• [Exercise directions]:
Make an exact transcription of the material, leaving out all images.

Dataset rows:
* begin *
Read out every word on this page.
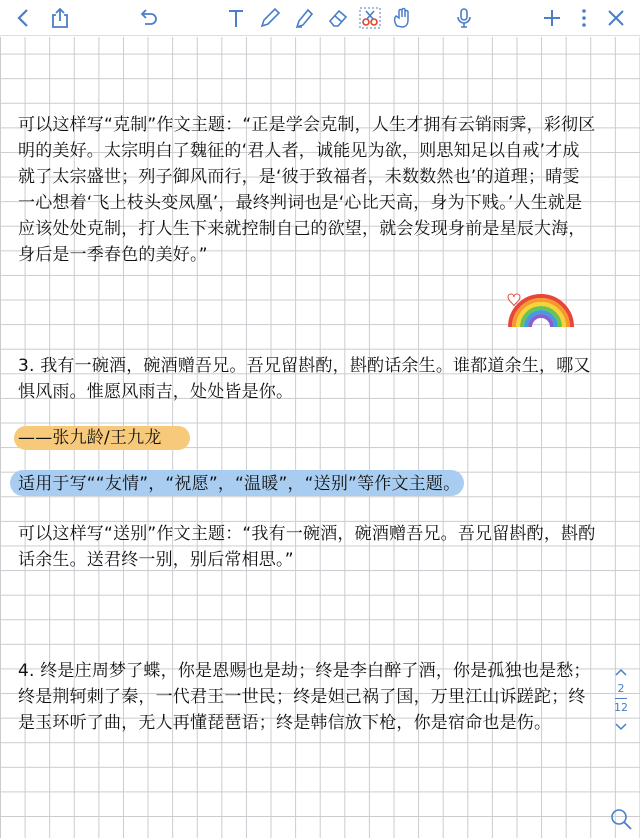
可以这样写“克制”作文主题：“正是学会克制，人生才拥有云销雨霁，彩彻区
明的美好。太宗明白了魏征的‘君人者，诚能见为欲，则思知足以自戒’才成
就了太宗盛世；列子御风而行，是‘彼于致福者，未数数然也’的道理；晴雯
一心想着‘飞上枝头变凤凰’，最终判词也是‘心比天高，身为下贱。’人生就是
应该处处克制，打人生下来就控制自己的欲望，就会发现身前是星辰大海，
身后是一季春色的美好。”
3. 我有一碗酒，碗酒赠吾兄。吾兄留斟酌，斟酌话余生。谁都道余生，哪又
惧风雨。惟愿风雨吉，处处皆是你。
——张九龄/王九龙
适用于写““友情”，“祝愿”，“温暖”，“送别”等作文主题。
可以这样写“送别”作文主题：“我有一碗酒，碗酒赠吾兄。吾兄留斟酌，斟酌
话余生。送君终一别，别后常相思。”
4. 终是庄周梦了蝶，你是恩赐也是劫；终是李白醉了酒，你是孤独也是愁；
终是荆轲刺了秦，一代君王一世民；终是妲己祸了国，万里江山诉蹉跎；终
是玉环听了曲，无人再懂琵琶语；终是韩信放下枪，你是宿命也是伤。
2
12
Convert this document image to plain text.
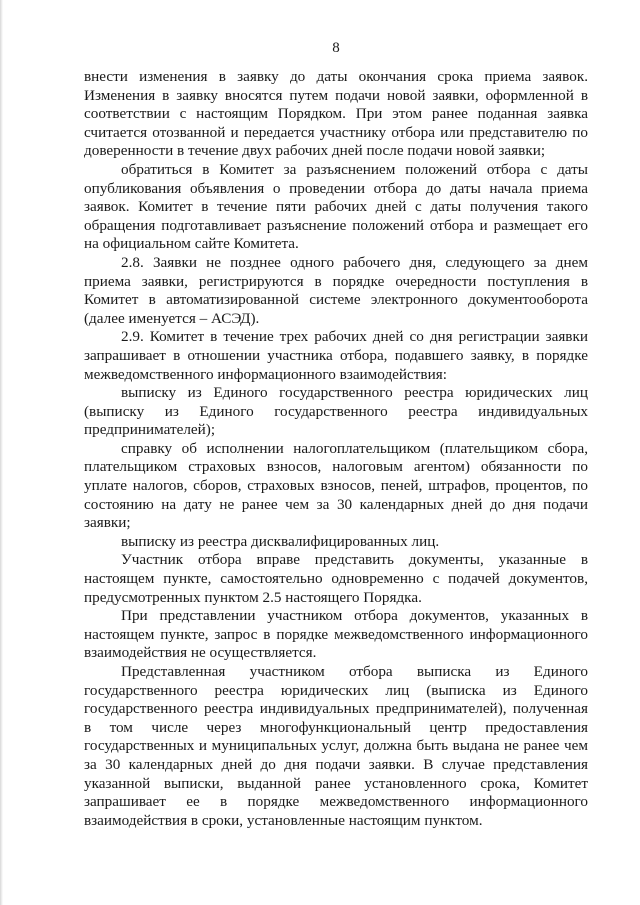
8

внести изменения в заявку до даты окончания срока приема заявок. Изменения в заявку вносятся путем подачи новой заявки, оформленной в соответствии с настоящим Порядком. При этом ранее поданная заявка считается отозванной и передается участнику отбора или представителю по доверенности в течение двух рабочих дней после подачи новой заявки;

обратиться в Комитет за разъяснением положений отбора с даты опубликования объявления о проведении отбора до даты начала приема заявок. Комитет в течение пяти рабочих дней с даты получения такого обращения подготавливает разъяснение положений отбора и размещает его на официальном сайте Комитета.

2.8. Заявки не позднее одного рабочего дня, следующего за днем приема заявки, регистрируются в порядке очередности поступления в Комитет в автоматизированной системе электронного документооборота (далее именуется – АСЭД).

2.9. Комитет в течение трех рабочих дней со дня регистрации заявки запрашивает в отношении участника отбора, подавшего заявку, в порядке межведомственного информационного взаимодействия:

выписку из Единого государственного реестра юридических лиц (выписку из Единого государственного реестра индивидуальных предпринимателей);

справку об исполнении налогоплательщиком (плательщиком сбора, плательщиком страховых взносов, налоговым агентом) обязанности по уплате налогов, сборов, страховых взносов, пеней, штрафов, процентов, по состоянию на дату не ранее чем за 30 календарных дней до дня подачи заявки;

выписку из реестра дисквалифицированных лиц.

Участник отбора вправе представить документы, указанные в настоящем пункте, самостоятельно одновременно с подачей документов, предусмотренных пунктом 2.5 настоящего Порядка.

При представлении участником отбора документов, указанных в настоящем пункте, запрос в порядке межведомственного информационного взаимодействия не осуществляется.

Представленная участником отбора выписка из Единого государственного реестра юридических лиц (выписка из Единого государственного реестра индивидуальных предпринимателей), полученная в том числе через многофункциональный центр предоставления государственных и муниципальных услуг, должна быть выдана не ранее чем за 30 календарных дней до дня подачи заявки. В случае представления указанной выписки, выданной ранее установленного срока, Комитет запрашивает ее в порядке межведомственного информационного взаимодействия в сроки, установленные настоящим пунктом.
* end *
• [Result for this exercise]:
Read out every word on this page.
可以这样写“克制”作文主题：“正是学会克制，人生才拥有云销雨霁，彩彻区
明的美好。太宗明白了魏征的‘君人者，诚能见为欲，则思知足以自戒’才成
就了太宗盛世；列子御风而行，是‘彼于致福者，未数数然也’的道理；晴雯
一心想着‘飞上枝头变凤凰’，最终判词也是‘心比天高，身为下贱。’人生就是
应该处处克制，打人生下来就控制自己的欲望，就会发现身前是星辰大海，
身后是一季春色的美好。”
3. 我有一碗酒，碗酒赠吾兄。吾兄留斟酌，斟酌话余生。谁都道余生，哪又
惧风雨。惟愿风雨吉，处处皆是你。
——张九龄/王九龙
适用于写““友情”，“祝愿”，“温暖”，“送别”等作文主题。
可以这样写“送别”作文主题：“我有一碗酒，碗酒赠吾兄。吾兄留斟酌，斟酌
话余生。送君终一别，别后常相思。”
4. 终是庄周梦了蝶，你是恩赐也是劫；终是李白醉了酒，你是孤独也是愁；
终是荆轲刺了秦，一代君王一世民；终是妲己祸了国，万里江山诉蹉跎；终
是玉环听了曲，无人再懂琵琶语；终是韩信放下枪，你是宿命也是伤。
2
12
Convert this document image to plain text.
8

внести изменения в заявку до даты окончания срока приема заявок. Изменения в заявку вносятся путем подачи новой заявки, оформленной в соответствии с настоящим Порядком. При этом ранее поданная заявка считается отозванной и передается участнику отбора или представителю по доверенности в течение двух рабочих дней после подачи новой заявки;

обратиться в Комитет за разъяснением положений отбора с даты опубликования объявления о проведении отбора до даты начала приема заявок. Комитет в течение пяти рабочих дней с даты получения такого обращения подготавливает разъяснение положений отбора и размещает его на официальном сайте Комитета.

2.8. Заявки не позднее одного рабочего дня, следующего за днем приема заявки, регистрируются в порядке очередности поступления в Комитет в автоматизированной системе электронного документооборота (далее именуется – АСЭД).

2.9. Комитет в течение трех рабочих дней со дня регистрации заявки запрашивает в отношении участника отбора, подавшего заявку, в порядке межведомственного информационного взаимодействия:

выписку из Единого государственного реестра юридических лиц (выписку из Единого государственного реестра индивидуальных предпринимателей);

справку об исполнении налогоплательщиком (плательщиком сбора, плательщиком страховых взносов, налоговым агентом) обязанности по уплате налогов, сборов, страховых взносов, пеней, штрафов, процентов, по состоянию на дату не ранее чем за 30 календарных дней до дня подачи заявки;

выписку из реестра дисквалифицированных лиц.

Участник отбора вправе представить документы, указанные в настоящем пункте, самостоятельно одновременно с подачей документов, предусмотренных пунктом 2.5 настоящего Порядка.

При представлении участником отбора документов, указанных в настоящем пункте, запрос в порядке межведомственного информационного взаимодействия не осуществляется.

Представленная участником отбора выписка из Единого государственного реестра юридических лиц (выписка из Единого государственного реестра индивидуальных предпринимателей), полученная в том числе через многофункциональный центр предоставления государственных и муниципальных услуг, должна быть выдана не ранее чем за 30 календарных дней до дня подачи заявки. В случае представления указанной выписки, выданной ранее установленного срока, Комитет запрашивает ее в порядке межведомственного информационного взаимодействия в сроки, установленные настоящим пунктом.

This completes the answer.